====== Data provided ======

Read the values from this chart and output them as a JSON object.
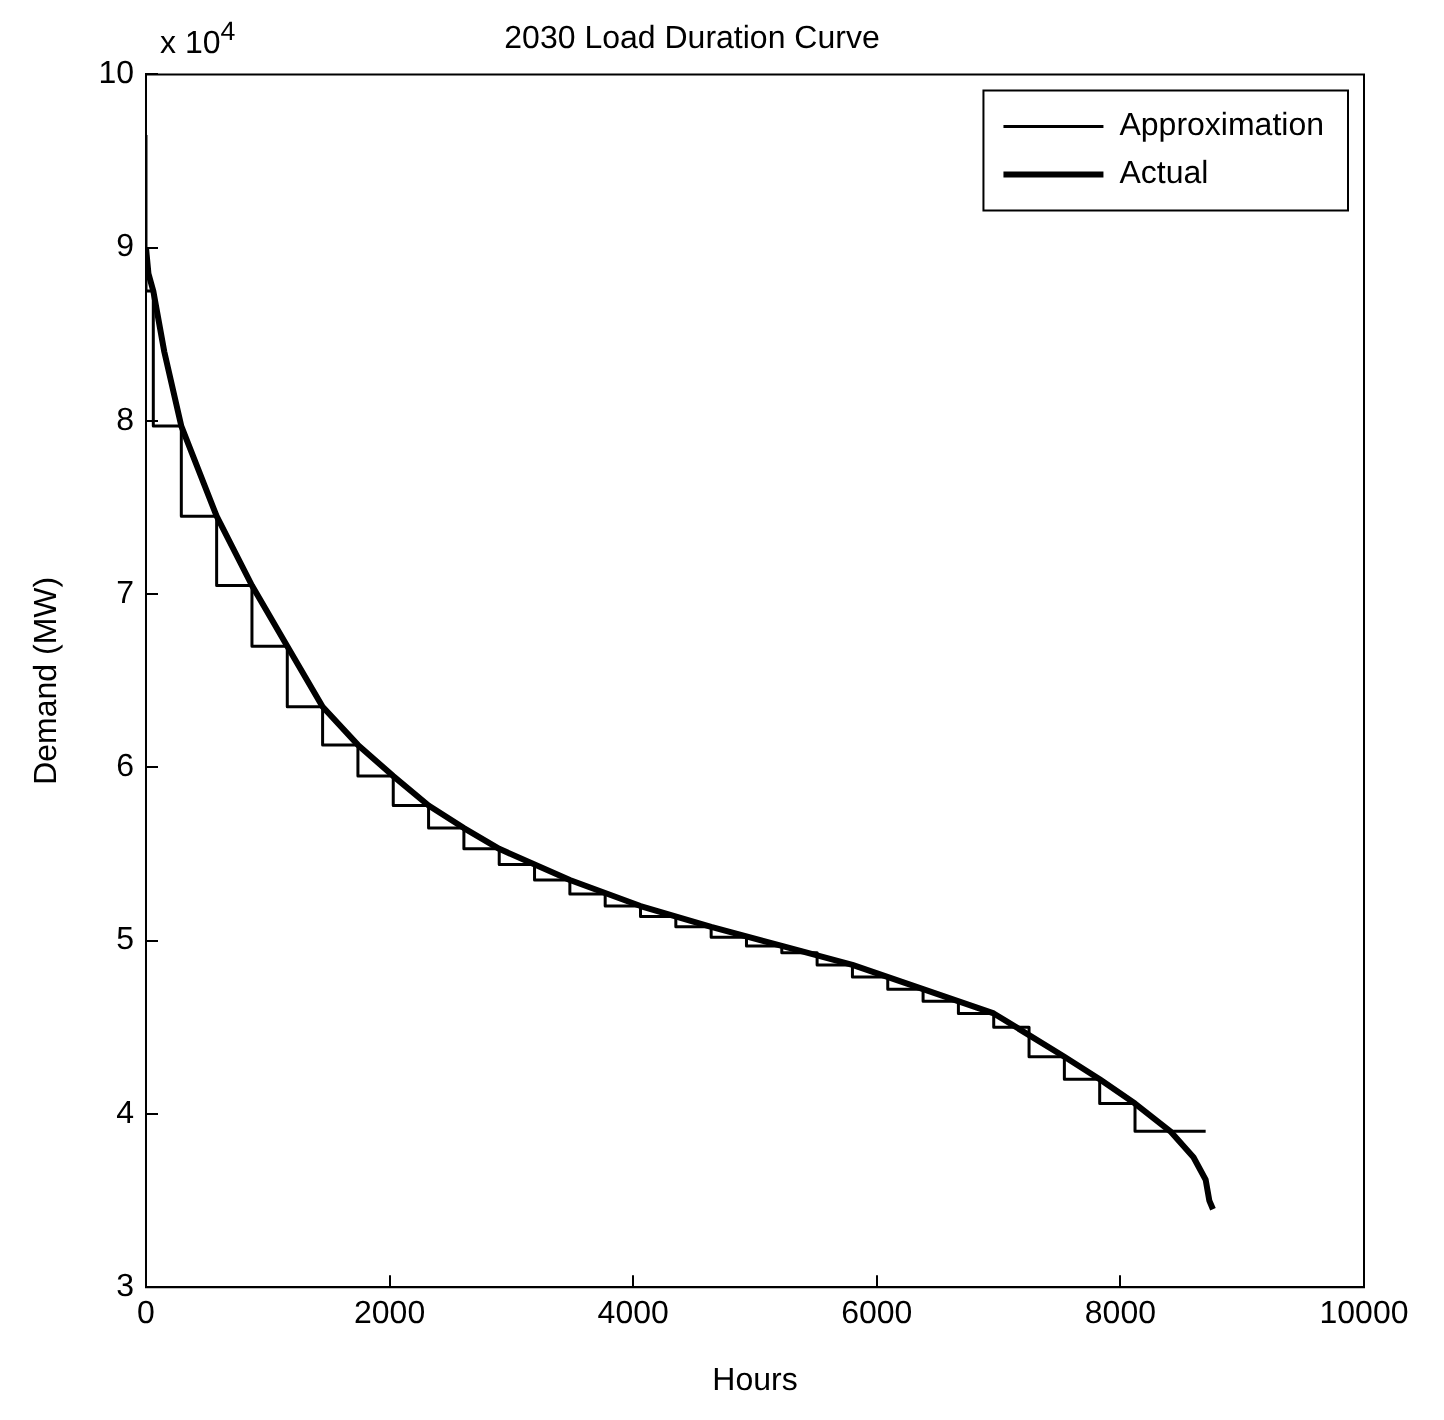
{
  "chart_data": {
    "type": "line",
    "title": "2030 Load Duration Curve",
    "xlabel": "Hours",
    "ylabel": "Demand (MW)",
    "annotations": [
      "x 10$^{4}$"
    ],
    "xlim": [
      0,
      10000
    ],
    "xticks": [
      0,
      2000,
      4000,
      6000,
      8000,
      10000
    ],
    "ylim": [
      3,
      10
    ],
    "yticks": [
      3,
      4,
      5,
      6,
      7,
      8,
      9,
      10
    ],
    "grid": false,
    "legend": "top right",
    "marker": "none",
    "line_style": "solid",
    "series": [
      {
        "name": "Approximation",
        "type": "step",
        "color": "#000000",
        "x": [
          0,
          60,
          290,
          580,
          870,
          1160,
          1450,
          1740,
          2030,
          2320,
          2610,
          2900,
          3190,
          3480,
          3770,
          4060,
          4350,
          4640,
          4930,
          5220,
          5510,
          5800,
          6090,
          6380,
          6670,
          6960,
          7250,
          7540,
          7830,
          8120,
          8410,
          8700
        ],
        "values": [
          9.65,
          8.75,
          7.97,
          7.45,
          7.05,
          6.7,
          6.35,
          6.13,
          5.95,
          5.78,
          5.65,
          5.53,
          5.44,
          5.35,
          5.27,
          5.2,
          5.14,
          5.08,
          5.02,
          4.97,
          4.93,
          4.86,
          4.79,
          4.72,
          4.65,
          4.58,
          4.5,
          4.33,
          4.2,
          4.06,
          3.9,
          3.9
        ]
      },
      {
        "name": "Actual",
        "type": "line",
        "color": "#000000",
        "x": [
          0,
          20,
          60,
          150,
          290,
          580,
          870,
          1160,
          1450,
          1740,
          2030,
          2320,
          2610,
          2900,
          3480,
          4060,
          4640,
          5220,
          5800,
          6380,
          6960,
          7540,
          7830,
          8120,
          8410,
          8600,
          8700,
          8730,
          8760
        ],
        "values": [
          9.0,
          8.85,
          8.75,
          8.4,
          7.97,
          7.45,
          7.05,
          6.7,
          6.35,
          6.13,
          5.95,
          5.78,
          5.65,
          5.53,
          5.35,
          5.2,
          5.08,
          4.97,
          4.86,
          4.72,
          4.58,
          4.33,
          4.2,
          4.06,
          3.9,
          3.75,
          3.62,
          3.5,
          3.45
        ]
      }
    ]
  }
}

======

Copy the listing in full and without alteration, omitting every picture.

◆ Output of the exercise ◆
Read the values from this chart and output them as a JSON object.
{
  "chart_data": {
    "type": "line",
    "title": "2030 Load Duration Curve",
    "xlabel": "Hours",
    "ylabel": "Demand (MW)",
    "annotations": [
      "x 10$^{4}$"
    ],
    "xlim": [
      0,
      10000
    ],
    "xticks": [
      0,
      2000,
      4000,
      6000,
      8000,
      10000
    ],
    "ylim": [
      3,
      10
    ],
    "yticks": [
      3,
      4,
      5,
      6,
      7,
      8,
      9,
      10
    ],
    "grid": false,
    "legend": "top right",
    "marker": "none",
    "line_style": "solid",
    "series": [
      {
        "name": "Approximation",
        "type": "step",
        "color": "#000000",
        "x": [
          0,
          60,
          290,
          580,
          870,
          1160,
          1450,
          1740,
          2030,
          2320,
          2610,
          2900,
          3190,
          3480,
          3770,
          4060,
          4350,
          4640,
          4930,
          5220,
          5510,
          5800,
          6090,
          6380,
          6670,
          6960,
          7250,
          7540,
          7830,
          8120,
          8410,
          8700
        ],
        "values": [
          9.65,
          8.75,
          7.97,
          7.45,
          7.05,
          6.7,
          6.35,
          6.13,
          5.95,
          5.78,
          5.65,
          5.53,
          5.44,
          5.35,
          5.27,
          5.2,
          5.14,
          5.08,
          5.02,
          4.97,
          4.93,
          4.86,
          4.79,
          4.72,
          4.65,
          4.58,
          4.5,
          4.33,
          4.2,
          4.06,
          3.9,
          3.9
        ]
      },
      {
        "name": "Actual",
        "type": "line",
        "color": "#000000",
        "x": [
          0,
          20,
          60,
          150,
          290,
          580,
          870,
          1160,
          1450,
          1740,
          2030,
          2320,
          2610,
          2900,
          3480,
          4060,
          4640,
          5220,
          5800,
          6380,
          6960,
          7540,
          7830,
          8120,
          8410,
          8600,
          8700,
          8730,
          8760
        ],
        "values": [
          9.0,
          8.85,
          8.75,
          8.4,
          7.97,
          7.45,
          7.05,
          6.7,
          6.35,
          6.13,
          5.95,
          5.78,
          5.65,
          5.53,
          5.35,
          5.2,
          5.08,
          4.97,
          4.86,
          4.72,
          4.58,
          4.33,
          4.2,
          4.06,
          3.9,
          3.75,
          3.62,
          3.5,
          3.45
        ]
      }
    ]
  }
}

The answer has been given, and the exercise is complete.